Collected data
——

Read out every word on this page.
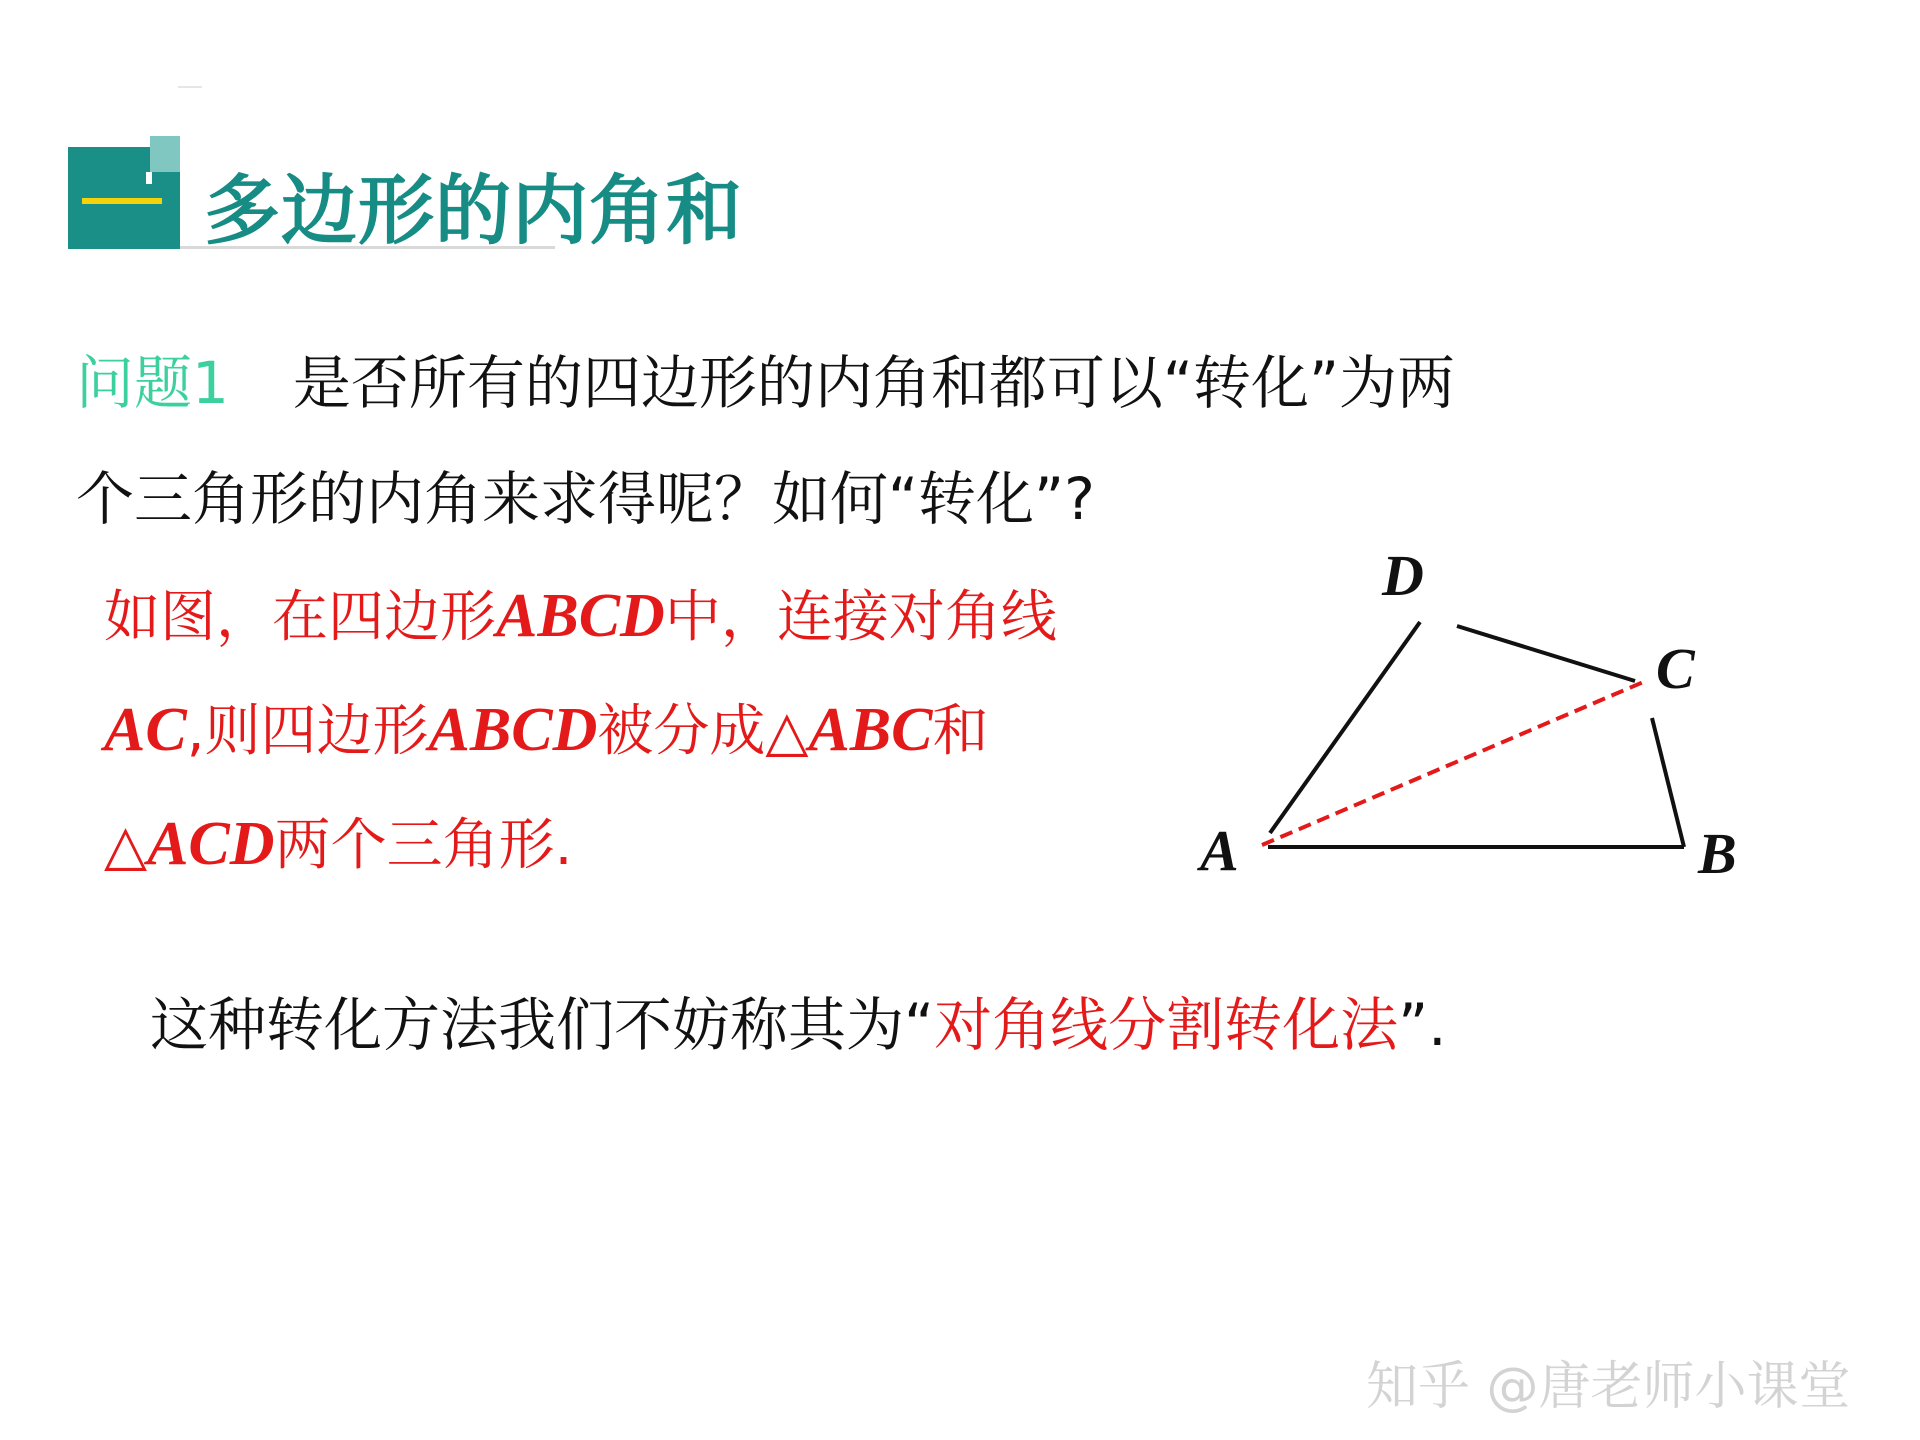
多边形的内角和
问题1 是否所有的四边形的内角和都可以“转化”为两
个三角形的内角来求得呢？如何“转化”?
如图，在四边形ABCD中，连接对角线
AC,则四边形ABCD被分成△ABC和
△ACD两个三角形.
D
C
B
A
这种转化方法我们不妨称其为“对角线分割转化法”.
知乎 @唐老师小课堂
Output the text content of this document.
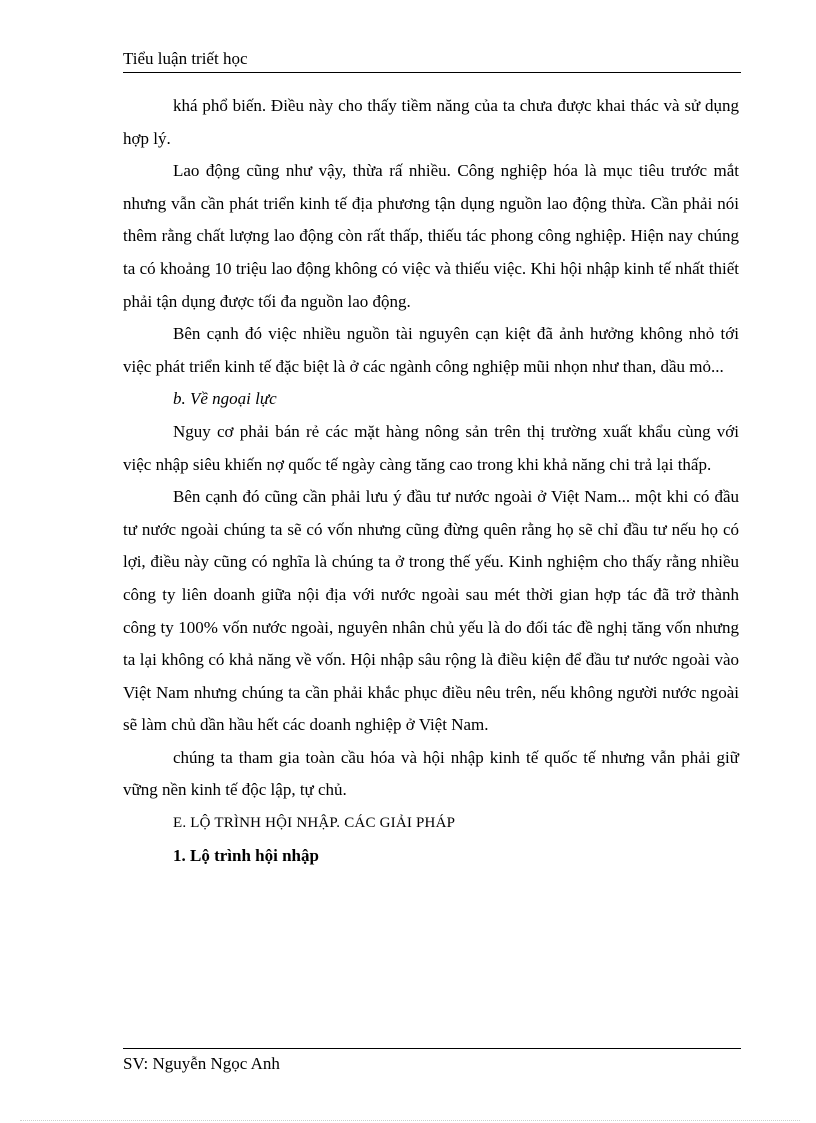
Tiểu luận triết học

khá phổ biến. Điều này cho thấy tiềm năng của ta chưa được khai thác và sử dụng hợp lý.

Lao động cũng như vậy, thừa rấ nhiều. Công nghiệp hóa là mục tiêu trước mắt nhưng vẫn cần phát triển kinh tế địa phương tận dụng nguồn lao động thừa. Cần phải nói thêm rằng chất lượng lao động còn rất thấp, thiếu tác phong công nghiệp. Hiện nay chúng ta có khoảng 10 triệu lao động không có việc và thiếu việc. Khi hội nhập kinh tế nhất thiết phải tận dụng được tối đa nguồn lao động.

Bên cạnh đó việc nhiều nguồn tài nguyên cạn kiệt đã ảnh hưởng không nhỏ tới việc phát triển kinh tế đặc biệt là ở các ngành công nghiệp mũi nhọn như than, dầu mỏ...

b. Về ngoại lực

Nguy cơ phải bán rẻ các mặt hàng nông sản trên thị trường xuất khẩu cùng với việc nhập siêu khiến nợ quốc tế ngày càng tăng cao trong khi khả năng chi trả lại thấp.

Bên cạnh đó cũng cần phải lưu ý đầu tư nước ngoài ở Việt Nam... một khi có đầu tư nước ngoài chúng ta sẽ có vốn nhưng cũng đừng quên rằng họ sẽ chỉ đầu tư nếu họ có lợi, điều này cũng có nghĩa là chúng ta ở trong thế yếu. Kinh nghiệm cho thấy rằng nhiều công ty liên doanh giữa nội địa với nước ngoài sau mét thời gian hợp tác đã trở thành công ty 100% vốn nước ngoài, nguyên nhân chủ yếu là do đối tác đề nghị tăng vốn nhưng ta lại không có khả năng về vốn. Hội nhập sâu rộng là điều kiện để đầu tư nước ngoài vào Việt Nam nhưng chúng ta cần phải khắc phục điều nêu trên, nếu không người nước ngoài sẽ làm chủ dần hầu hết các doanh nghiệp ở Việt Nam.

chúng ta tham gia toàn cầu hóa và hội nhập kinh tế quốc tế nhưng vẫn phải giữ vững nền kinh tế độc lập, tự chủ.

E. LỘ TRÌNH HỘI NHẬP. CÁC GIẢI PHÁP

1. Lộ trình hội nhập

SV: Nguyễn Ngọc Anh
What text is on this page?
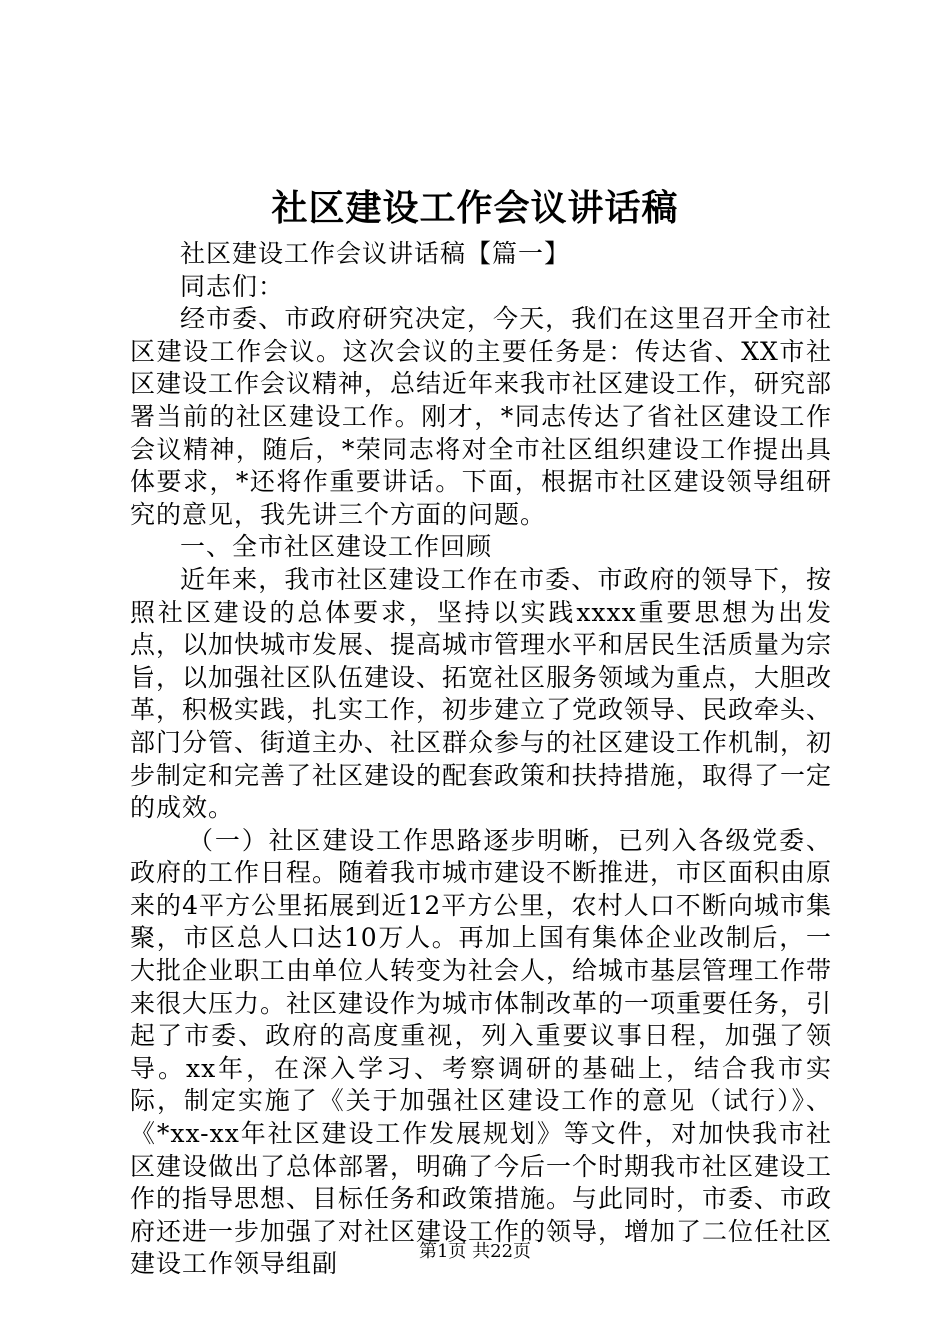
社区建设工作会议讲话稿

社区建设工作会议讲话稿【篇一】

同志们：

经市委、市政府研究决定，今天，我们在这里召开全市社区建设工作会议。这次会议的主要任务是：传达省、XX市社区建设工作会议精神，总结近年来我市社区建设工作，研究部署当前的社区建设工作。刚才，*同志传达了省社区建设工作会议精神，随后，*荣同志将对全市社区组织建设工作提出具体要求，*还将作重要讲话。下面，根据市社区建设领导组研究的意见，我先讲三个方面的问题。

一、全市社区建设工作回顾

近年来，我市社区建设工作在市委、市政府的领导下，按照社区建设的总体要求，坚持以实践xxxx重要思想为出发点，以加快城市发展、提高城市管理水平和居民生活质量为宗旨，以加强社区队伍建设、拓宽社区服务领域为重点，大胆改革，积极实践，扎实工作，初步建立了党政领导、民政牵头、部门分管、街道主办、社区群众参与的社区建设工作机制，初步制定和完善了社区建设的配套政策和扶持措施，取得了一定的成效。

（一）社区建设工作思路逐步明晰，已列入各级党委、政府的工作日程。随着我市城市建设不断推进，市区面积由原来的4平方公里拓展到近12平方公里，农村人口不断向城市集聚，市区总人口达10万人。再加上国有集体企业改制后，一大批企业职工由单位人转变为社会人，给城市基层管理工作带来很大压力。社区建设作为城市体制改革的一项重要任务，引起了市委、政府的高度重视，列入重要议事日程，加强了领导。xx年，在深入学习、考察调研的基础上，结合我市实际，制定实施了《关于加强社区建设工作的意见（试行）》、《*xx-xx年社区建设工作发展规划》等文件，对加快我市社区建设做出了总体部署，明确了今后一个时期我市社区建设工作的指导思想、目标任务和政策措施。与此同时，市委、市政府还进一步加强了对社区建设工作的领导，增加了二位任社区建设工作领导组副	第1页 共22页
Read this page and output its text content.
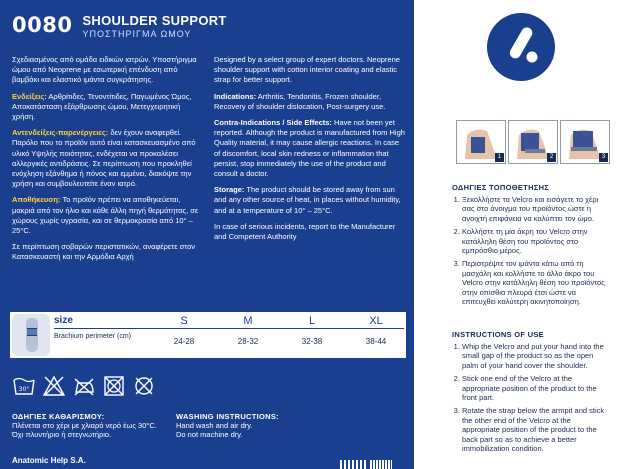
0080 SHOULDER SUPPORT
ΥΠΟΣΤΗΡΙΓΜΑ ΩΜΟΥ

Σχεδιασμένος από ομάδα ειδικών ιατρών. Υποστήριγμα ώμου από Neoprene με εσωτερική επένδυση από βαμβάκι και ελαστικό ιμάντα συγκράτησης.

Ενδείξεις: Αρθρίτιδες, Τενοντίτιδες, Παγωμένος Ώμος, Αποκατάσταση εξάρθρωσης ώμου, Μετεγχειρητική χρήση.

Αντενδείξεις-παρενέργειες: δεν έχουν αναφερθεί. Παρόλο που το προϊόν αυτό είναι κατασκευασμένο από υλικό Υψηλής ποιότητας, ενδέχεται να προκαλέσει αλλεργικές αντιδράσεις. Σε περίπτωση που προκληθεί ενόχληση εξάνθημα ή πόνος και εμμένει, διακόψτε την χρήση και συμβουλευτείτε έναν ιατρό.

Αποθήκευση: Το προϊόν πρέπει να αποθηκεύεται, μακριά από τον ήλιο και κάθε άλλη πηγή θερμότητας, σε χώρους χωρίς υγρασία, και σε θερμοκρασία από 10° – 25°C.

Σε περίπτωση σοβαρών περιστατικών, αναφέρετε στον Κατασκευαστή και την Αρμόδια Αρχή

Designed by a select group of expert doctors. Neoprene shoulder support with cotton interior coating and elastic strap for better support.

Indications: Arthritis, Tendonitis, Frozen shoulder, Recovery of shoulder dislocation, Post-surgery use.

Contra-Indications / Side Effects: Have not been yet reported. Although the product is manufactured from High Quality material, it may cause allergic reactions. In case of discomfort, local skin redness or inflammation that persist, stop immediately the use of the product and consult a doctor.

Storage: The product should be stored away from sun and any other source of heat, in places without humidity, and at a temperature of 10° – 25°C.

In case of serious incidents, report to the Manufacturer and Competent Authority

size	S	M	L	XL
Brachium perimeter (cm)
24-28	28-32	32-38	38-44
30°
ΟΔΗΓΙΕΣ ΚΑΘΑΡΙΣΜΟΥ:
Πλένεται στο χέρι με χλιαρό νερό έως 30°C.
Όχι πλυντήριο ή στεγνωτήριο.
WASHING INSTRUCTIONS:
Hand wash and air dry.
Do not machine dry.
Anatomic Help S.A.
1	2	3
ΟΔΗΓΙΕΣ ΤΟΠΟΘΕΤΗΣΗΣ
1. Ξεκολλήστε τα Velcro και εισάγετε το χέρι σας στο άνοιγμα του προϊόντος ώστε η ανοιχτή επιφάνεια να καλύπτει τον ώμο.
2. Κολλήστε τη μία άκρη του Velcro στην κατάλληλη θέση του προϊόντος στο εμπρόσθιο μέρος.
3. Περιστρέψτε τον ιμάντα κάτω από τη μασχάλη και κολλήστε το άλλο άκρο του Velcro στην κατάλληλη θέση του προϊόντος στην οπίσθια πλευρά έτσι ώστε να επιτευχθεί καλύτερη ακινητοποίηση.
INSTRUCTIONS OF USE
1. Whip the Velcro and put your hand into the small gap of the product so as the open palm of your hand cover the shoulder.
2. Stick one end of the Velcro at the appropriate position of the product to the front part.
3. Rotate the strap below the armpit and stick the other end of the Velcro at the appropriate position of the product to the back part so as to achieve a better immobilization condition.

——

- WHAT IS NEEDED: Take the entries shown above and quote them verbatim, passing over the pictures.

- SOLUTION TO THIS PROBLEM:
Read out every word on this page.
多边形的内角和
问题1 是否所有的四边形的内角和都可以“转化”为两
个三角形的内角来求得呢？如何“转化”?
如图，在四边形ABCD中，连接对角线
AC,则四边形ABCD被分成△ABC和
△ACD两个三角形.
D
C
B
A
这种转化方法我们不妨称其为“对角线分割转化法”.
知乎 @唐老师小课堂
Output the text content of this document.
Tiểu luận triết học

khá phổ biến. Điều này cho thấy tiềm năng của ta chưa được khai thác và sử dụng hợp lý.

Lao động cũng như vậy, thừa rấ nhiều. Công nghiệp hóa là mục tiêu trước mắt nhưng vẫn cần phát triển kinh tế địa phương tận dụng nguồn lao động thừa. Cần phải nói thêm rằng chất lượng lao động còn rất thấp, thiếu tác phong công nghiệp. Hiện nay chúng ta có khoảng 10 triệu lao động không có việc và thiếu việc. Khi hội nhập kinh tế nhất thiết phải tận dụng được tối đa nguồn lao động.

Bên cạnh đó việc nhiều nguồn tài nguyên cạn kiệt đã ảnh hưởng không nhỏ tới việc phát triển kinh tế đặc biệt là ở các ngành công nghiệp mũi nhọn như than, dầu mỏ...

b. Về ngoại lực

Nguy cơ phải bán rẻ các mặt hàng nông sản trên thị trường xuất khẩu cùng với việc nhập siêu khiến nợ quốc tế ngày càng tăng cao trong khi khả năng chi trả lại thấp.

Bên cạnh đó cũng cần phải lưu ý đầu tư nước ngoài ở Việt Nam... một khi có đầu tư nước ngoài chúng ta sẽ có vốn nhưng cũng đừng quên rằng họ sẽ chỉ đầu tư nếu họ có lợi, điều này cũng có nghĩa là chúng ta ở trong thế yếu. Kinh nghiệm cho thấy rằng nhiều công ty liên doanh giữa nội địa với nước ngoài sau mét thời gian hợp tác đã trở thành công ty 100% vốn nước ngoài, nguyên nhân chủ yếu là do đối tác đề nghị tăng vốn nhưng ta lại không có khả năng về vốn. Hội nhập sâu rộng là điều kiện để đầu tư nước ngoài vào Việt Nam nhưng chúng ta cần phải khắc phục điều nêu trên, nếu không người nước ngoài sẽ làm chủ dần hầu hết các doanh nghiệp ở Việt Nam.

chúng ta tham gia toàn cầu hóa và hội nhập kinh tế quốc tế nhưng vẫn phải giữ vững nền kinh tế độc lập, tự chủ.

E. LỘ TRÌNH HỘI NHẬP. CÁC GIẢI PHÁP

1. Lộ trình hội nhập

SV: Nguyễn Ngọc Anh
What text is on this page?
社区建设工作会议讲话稿

社区建设工作会议讲话稿【篇一】

同志们：

经市委、市政府研究决定，今天，我们在这里召开全市社区建设工作会议。这次会议的主要任务是：传达省、XX市社区建设工作会议精神，总结近年来我市社区建设工作，研究部署当前的社区建设工作。刚才，*同志传达了省社区建设工作会议精神，随后，*荣同志将对全市社区组织建设工作提出具体要求，*还将作重要讲话。下面，根据市社区建设领导组研究的意见，我先讲三个方面的问题。

一、全市社区建设工作回顾

近年来，我市社区建设工作在市委、市政府的领导下，按照社区建设的总体要求，坚持以实践xxxx重要思想为出发点，以加快城市发展、提高城市管理水平和居民生活质量为宗旨，以加强社区队伍建设、拓宽社区服务领域为重点，大胆改革，积极实践，扎实工作，初步建立了党政领导、民政牵头、部门分管、街道主办、社区群众参与的社区建设工作机制，初步制定和完善了社区建设的配套政策和扶持措施，取得了一定的成效。

（一）社区建设工作思路逐步明晰，已列入各级党委、政府的工作日程。随着我市城市建设不断推进，市区面积由原来的4平方公里拓展到近12平方公里，农村人口不断向城市集聚，市区总人口达10万人。再加上国有集体企业改制后，一大批企业职工由单位人转变为社会人，给城市基层管理工作带来很大压力。社区建设作为城市体制改革的一项重要任务，引起了市委、政府的高度重视，列入重要议事日程，加强了领导。xx年，在深入学习、考察调研的基础上，结合我市实际，制定实施了《关于加强社区建设工作的意见（试行）》、《*xx-xx年社区建设工作发展规划》等文件，对加快我市社区建设做出了总体部署，明确了今后一个时期我市社区建设工作的指导思想、目标任务和政策措施。与此同时，市委、市政府还进一步加强了对社区建设工作的领导，增加了二位任社区建设工作领导组副	第1页 共22页
Read this page and output its text content.
0080 SHOULDER SUPPORT
ΥΠΟΣΤΗΡΙΓΜΑ ΩΜΟΥ

Σχεδιασμένος από ομάδα ειδικών ιατρών. Υποστήριγμα ώμου από Neoprene με εσωτερική επένδυση από βαμβάκι και ελαστικό ιμάντα συγκράτησης.

Ενδείξεις: Αρθρίτιδες, Τενοντίτιδες, Παγωμένος Ώμος, Αποκατάσταση εξάρθρωσης ώμου, Μετεγχειρητική χρήση.

Αντενδείξεις-παρενέργειες: δεν έχουν αναφερθεί. Παρόλο που το προϊόν αυτό είναι κατασκευασμένο από υλικό Υψηλής ποιότητας, ενδέχεται να προκαλέσει αλλεργικές αντιδράσεις. Σε περίπτωση που προκληθεί ενόχληση εξάνθημα ή πόνος και εμμένει, διακόψτε την χρήση και συμβουλευτείτε έναν ιατρό.

Αποθήκευση: Το προϊόν πρέπει να αποθηκεύεται, μακριά από τον ήλιο και κάθε άλλη πηγή θερμότητας, σε χώρους χωρίς υγρασία, και σε θερμοκρασία από 10° – 25°C.

Σε περίπτωση σοβαρών περιστατικών, αναφέρετε στον Κατασκευαστή και την Αρμόδια Αρχή

Designed by a select group of expert doctors. Neoprene shoulder support with cotton interior coating and elastic strap for better support.

Indications: Arthritis, Tendonitis, Frozen shoulder, Recovery of shoulder dislocation, Post-surgery use.

Contra-Indications / Side Effects: Have not been yet reported. Although the product is manufactured from High Quality material, it may cause allergic reactions. In case of discomfort, local skin redness or inflammation that persist, stop immediately the use of the product and consult a doctor.

Storage: The product should be stored away from sun and any other source of heat, in places without humidity, and at a temperature of 10° – 25°C.

In case of serious incidents, report to the Manufacturer and Competent Authority

size	S	M	L	XL
Brachium perimeter (cm)
24-28	28-32	32-38	38-44
30°
ΟΔΗΓΙΕΣ ΚΑΘΑΡΙΣΜΟΥ:
Πλένεται στο χέρι με χλιαρό νερό έως 30°C.
Όχι πλυντήριο ή στεγνωτήριο.
WASHING INSTRUCTIONS:
Hand wash and air dry.
Do not machine dry.
Anatomic Help S.A.
1	2	3
ΟΔΗΓΙΕΣ ΤΟΠΟΘΕΤΗΣΗΣ
1. Ξεκολλήστε τα Velcro και εισάγετε το χέρι σας στο άνοιγμα του προϊόντος ώστε η ανοιχτή επιφάνεια να καλύπτει τον ώμο.
2. Κολλήστε τη μία άκρη του Velcro στην κατάλληλη θέση του προϊόντος στο εμπρόσθιο μέρος.
3. Περιστρέψτε τον ιμάντα κάτω από τη μασχάλη και κολλήστε το άλλο άκρο του Velcro στην κατάλληλη θέση του προϊόντος στην οπίσθια πλευρά έτσι ώστε να επιτευχθεί καλύτερη ακινητοποίηση.
INSTRUCTIONS OF USE
1. Whip the Velcro and put your hand into the small gap of the product so as the open palm of your hand cover the shoulder.
2. Stick one end of the Velcro at the appropriate position of the product to the front part.
3. Rotate the strap below the armpit and stick the other end of the Velcro at the appropriate position of the product to the back part so as to achieve a better immobilization condition.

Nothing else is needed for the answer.